What you have to do
Strip the pictures and reproduce the rest of the listing exactly.

[Saved entries]
▬▬▬▬▬▬
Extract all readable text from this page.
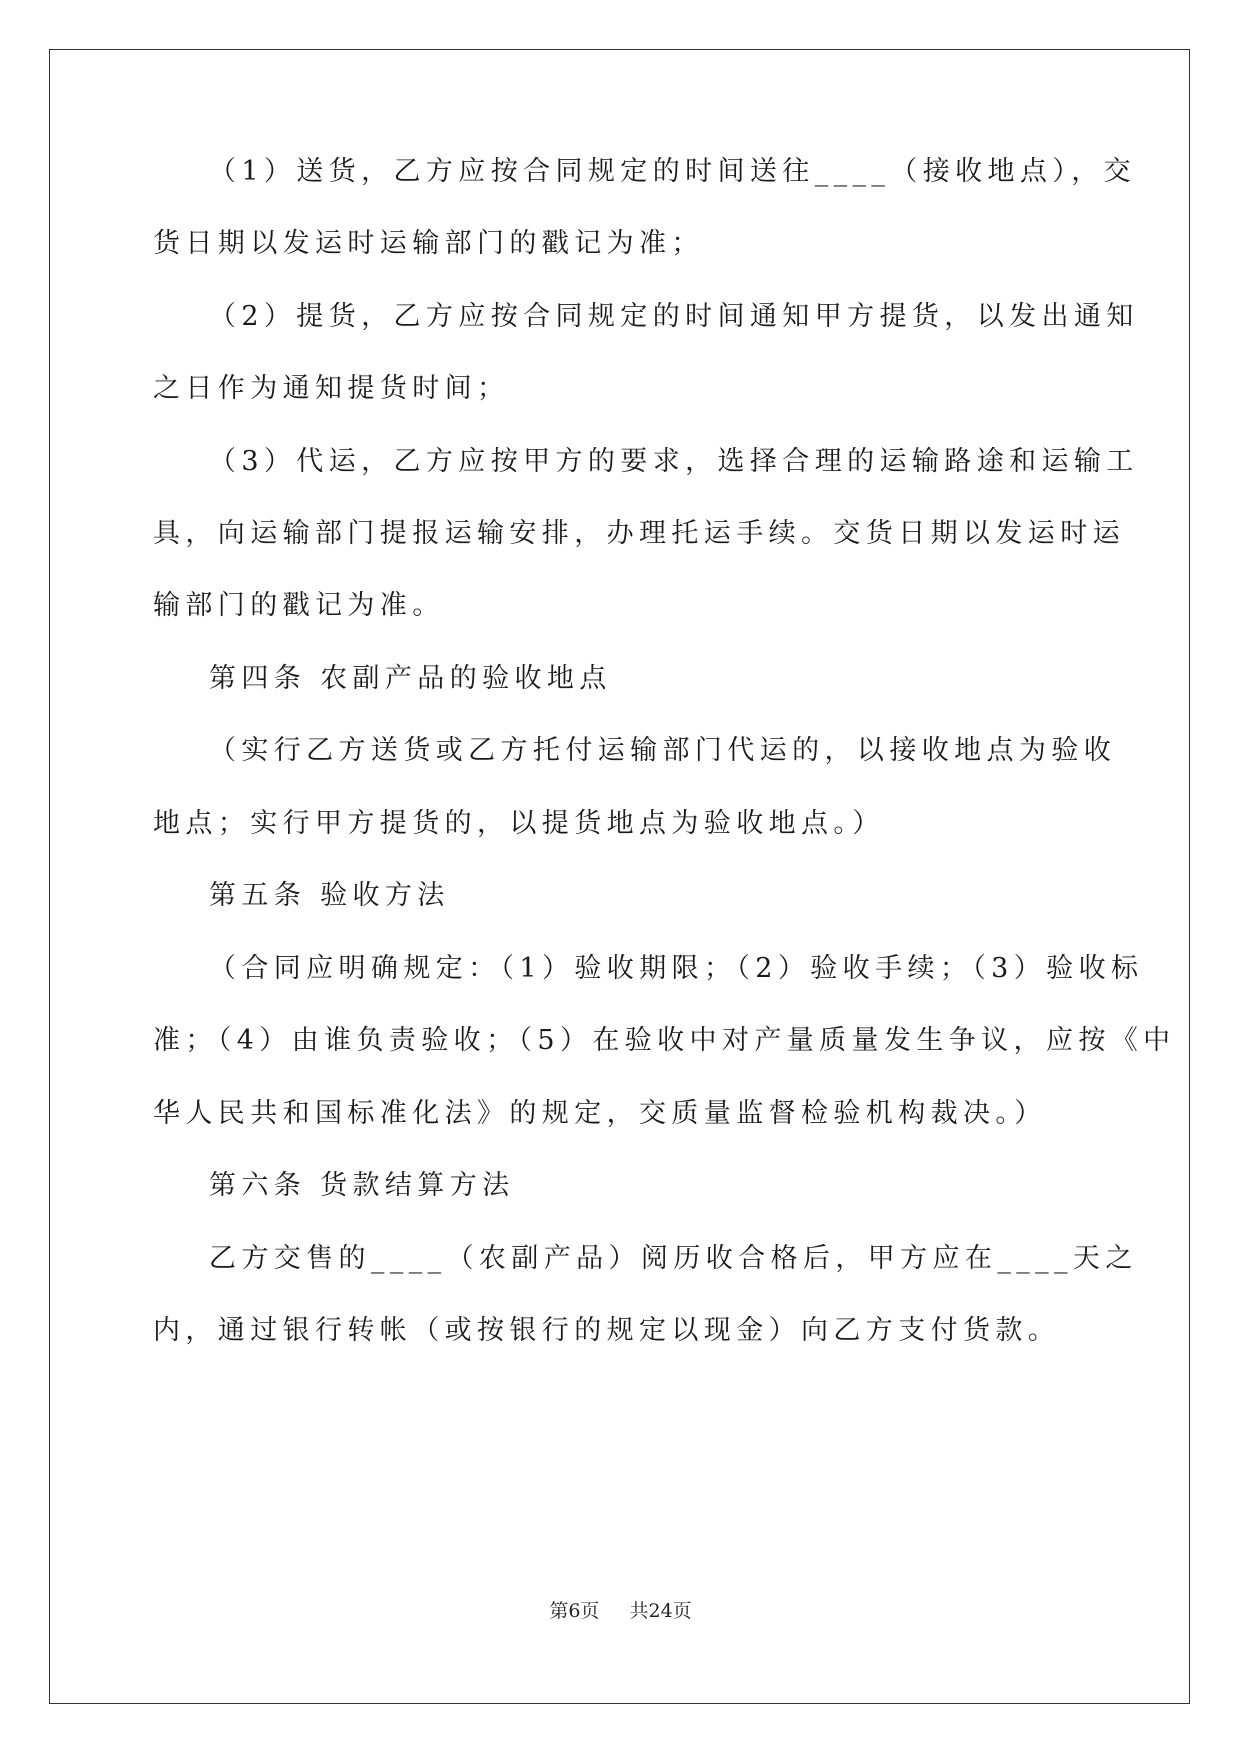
（1）送货，乙方应按合同规定的时间送往____（接收地点），交

货日期以发运时运输部门的戳记为准；

（2）提货，乙方应按合同规定的时间通知甲方提货，以发出通知

之日作为通知提货时间；

（3）代运，乙方应按甲方的要求，选择合理的运输路途和运输工

具，向运输部门提报运输安排，办理托运手续。交货日期以发运时运

输部门的戳记为准。

第四条 农副产品的验收地点

（实行乙方送货或乙方托付运输部门代运的，以接收地点为验收

地点；实行甲方提货的，以提货地点为验收地点。）

第五条 验收方法

（合同应明确规定：（1）验收期限；（2）验收手续；（3）验收标

准；（4）由谁负责验收；（5）在验收中对产量质量发生争议，应按《中

华人民共和国标准化法》的规定，交质量监督检验机构裁决。）

第六条 货款结算方法

乙方交售的____（农副产品）阅历收合格后，甲方应在____天之

内，通过银行转帐（或按银行的规定以现金）向乙方支付货款。

第6页 共24页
▬▬▬▬▬▬
Result of this exercise
Extract all readable text from this page.
（1）送货，乙方应按合同规定的时间送往____（接收地点），交

货日期以发运时运输部门的戳记为准；

（2）提货，乙方应按合同规定的时间通知甲方提货，以发出通知

之日作为通知提货时间；

（3）代运，乙方应按甲方的要求，选择合理的运输路途和运输工

具，向运输部门提报运输安排，办理托运手续。交货日期以发运时运

输部门的戳记为准。

第四条 农副产品的验收地点

（实行乙方送货或乙方托付运输部门代运的，以接收地点为验收

地点；实行甲方提货的，以提货地点为验收地点。）

第五条 验收方法

（合同应明确规定：（1）验收期限；（2）验收手续；（3）验收标

准；（4）由谁负责验收；（5）在验收中对产量质量发生争议，应按《中

华人民共和国标准化法》的规定，交质量监督检验机构裁决。）

第六条 货款结算方法

乙方交售的____（农副产品）阅历收合格后，甲方应在____天之

内，通过银行转帐（或按银行的规定以现金）向乙方支付货款。

第6页 共24页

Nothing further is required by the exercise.